— WHAT THE TASK REQUIRES —
Keep the pictures out of the copy and print all the entries below exactly.

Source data
## start

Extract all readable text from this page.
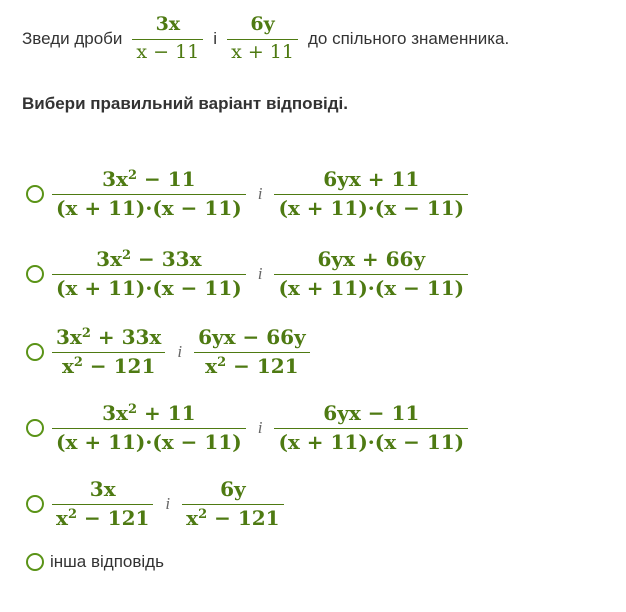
Зведи дроби $\frac{3x}{x - 11}$ і $\frac{6y}{x + 11}$ до спільного знаменника.
Вибери правильний варіант відповіді.
$\frac{3x^2 - 11}{(x + 11)\cdot(x - 11)}$ і $\frac{6yx + 11}{(x + 11)\cdot(x - 11)}$
$\frac{3x^2 - 33x}{(x + 11)\cdot(x - 11)}$ і $\frac{6yx + 66y}{(x + 11)\cdot(x - 11)}$
$\frac{3x^2 + 33x}{x^2 - 121}$ і $\frac{6yx - 66y}{x^2 - 121}$
$\frac{3x^2 + 11}{(x + 11)\cdot(x - 11)}$ і $\frac{6yx - 11}{(x + 11)\cdot(x - 11)}$
$\frac{3x}{x^2 - 121}$ і $\frac{6y}{x^2 - 121}$
інша відповідь
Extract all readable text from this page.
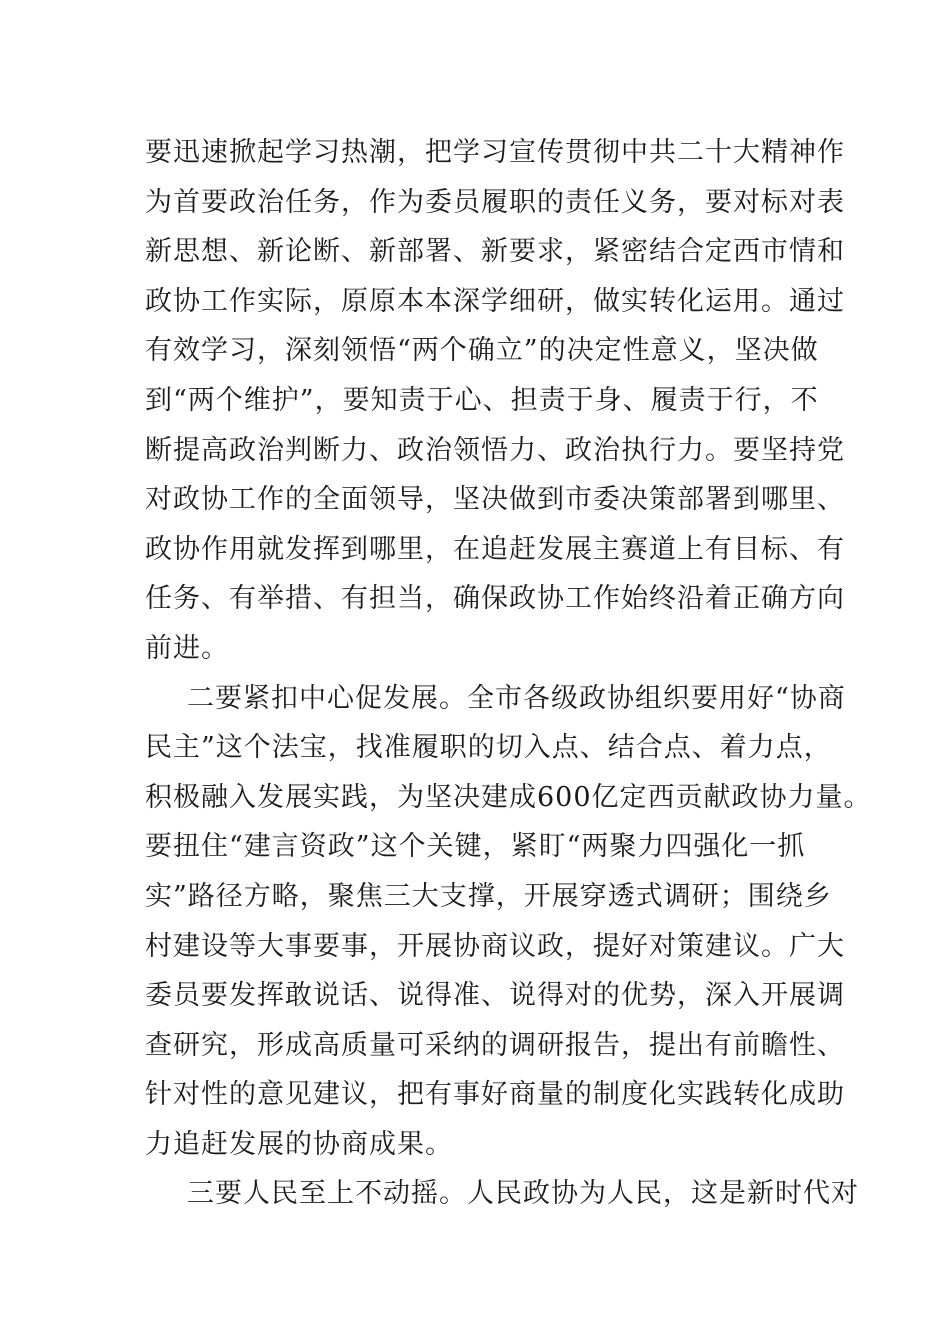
要迅速掀起学习热潮，把学习宣传贯彻中共二十大精神作
为首要政治任务，作为委员履职的责任义务，要对标对表
新思想、新论断、新部署、新要求，紧密结合定西市情和
政协工作实际，原原本本深学细研，做实转化运用。通过
有效学习，深刻领悟“两个确立”的决定性意义，坚决做
到“两个维护”，要知责于心、担责于身、履责于行，不
断提高政治判断力、政治领悟力、政治执行力。要坚持党
对政协工作的全面领导，坚决做到市委决策部署到哪里、
政协作用就发挥到哪里，在追赶发展主赛道上有目标、有
任务、有举措、有担当，确保政协工作始终沿着正确方向
前进。
二要紧扣中心促发展。全市各级政协组织要用好“协商
民主”这个法宝，找准履职的切入点、结合点、着力点，
积极融入发展实践，为坚决建成600亿定西贡献政协力量。
要扭住“建言资政”这个关键，紧盯“两聚力四强化一抓
实”路径方略，聚焦三大支撑，开展穿透式调研；围绕乡
村建设等大事要事，开展协商议政，提好对策建议。广大
委员要发挥敢说话、说得准、说得对的优势，深入开展调
查研究，形成高质量可采纳的调研报告，提出有前瞻性、
针对性的意见建议，把有事好商量的制度化实践转化成助
力追赶发展的协商成果。
三要人民至上不动摇。人民政协为人民，这是新时代对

## end

— IN RESPONSE —
Extract all readable text from this page.
Зведи дроби $\frac{3x}{x - 11}$ і $\frac{6y}{x + 11}$ до спільного знаменника.
Вибери правильний варіант відповіді.
$\frac{3x^2 - 11}{(x + 11)\cdot(x - 11)}$ і $\frac{6yx + 11}{(x + 11)\cdot(x - 11)}$
$\frac{3x^2 - 33x}{(x + 11)\cdot(x - 11)}$ і $\frac{6yx + 66y}{(x + 11)\cdot(x - 11)}$
$\frac{3x^2 + 33x}{x^2 - 121}$ і $\frac{6yx - 66y}{x^2 - 121}$
$\frac{3x^2 + 11}{(x + 11)\cdot(x - 11)}$ і $\frac{6yx - 11}{(x + 11)\cdot(x - 11)}$
$\frac{3x}{x^2 - 121}$ і $\frac{6y}{x^2 - 121}$
інша відповідь
Extract all readable text from this page.
要迅速掀起学习热潮，把学习宣传贯彻中共二十大精神作
为首要政治任务，作为委员履职的责任义务，要对标对表
新思想、新论断、新部署、新要求，紧密结合定西市情和
政协工作实际，原原本本深学细研，做实转化运用。通过
有效学习，深刻领悟“两个确立”的决定性意义，坚决做
到“两个维护”，要知责于心、担责于身、履责于行，不
断提高政治判断力、政治领悟力、政治执行力。要坚持党
对政协工作的全面领导，坚决做到市委决策部署到哪里、
政协作用就发挥到哪里，在追赶发展主赛道上有目标、有
任务、有举措、有担当，确保政协工作始终沿着正确方向
前进。
二要紧扣中心促发展。全市各级政协组织要用好“协商
民主”这个法宝，找准履职的切入点、结合点、着力点，
积极融入发展实践，为坚决建成600亿定西贡献政协力量。
要扭住“建言资政”这个关键，紧盯“两聚力四强化一抓
实”路径方略，聚焦三大支撑，开展穿透式调研；围绕乡
村建设等大事要事，开展协商议政，提好对策建议。广大
委员要发挥敢说话、说得准、说得对的优势，深入开展调
查研究，形成高质量可采纳的调研报告，提出有前瞻性、
针对性的意见建议，把有事好商量的制度化实践转化成助
力追赶发展的协商成果。
三要人民至上不动摇。人民政协为人民，这是新时代对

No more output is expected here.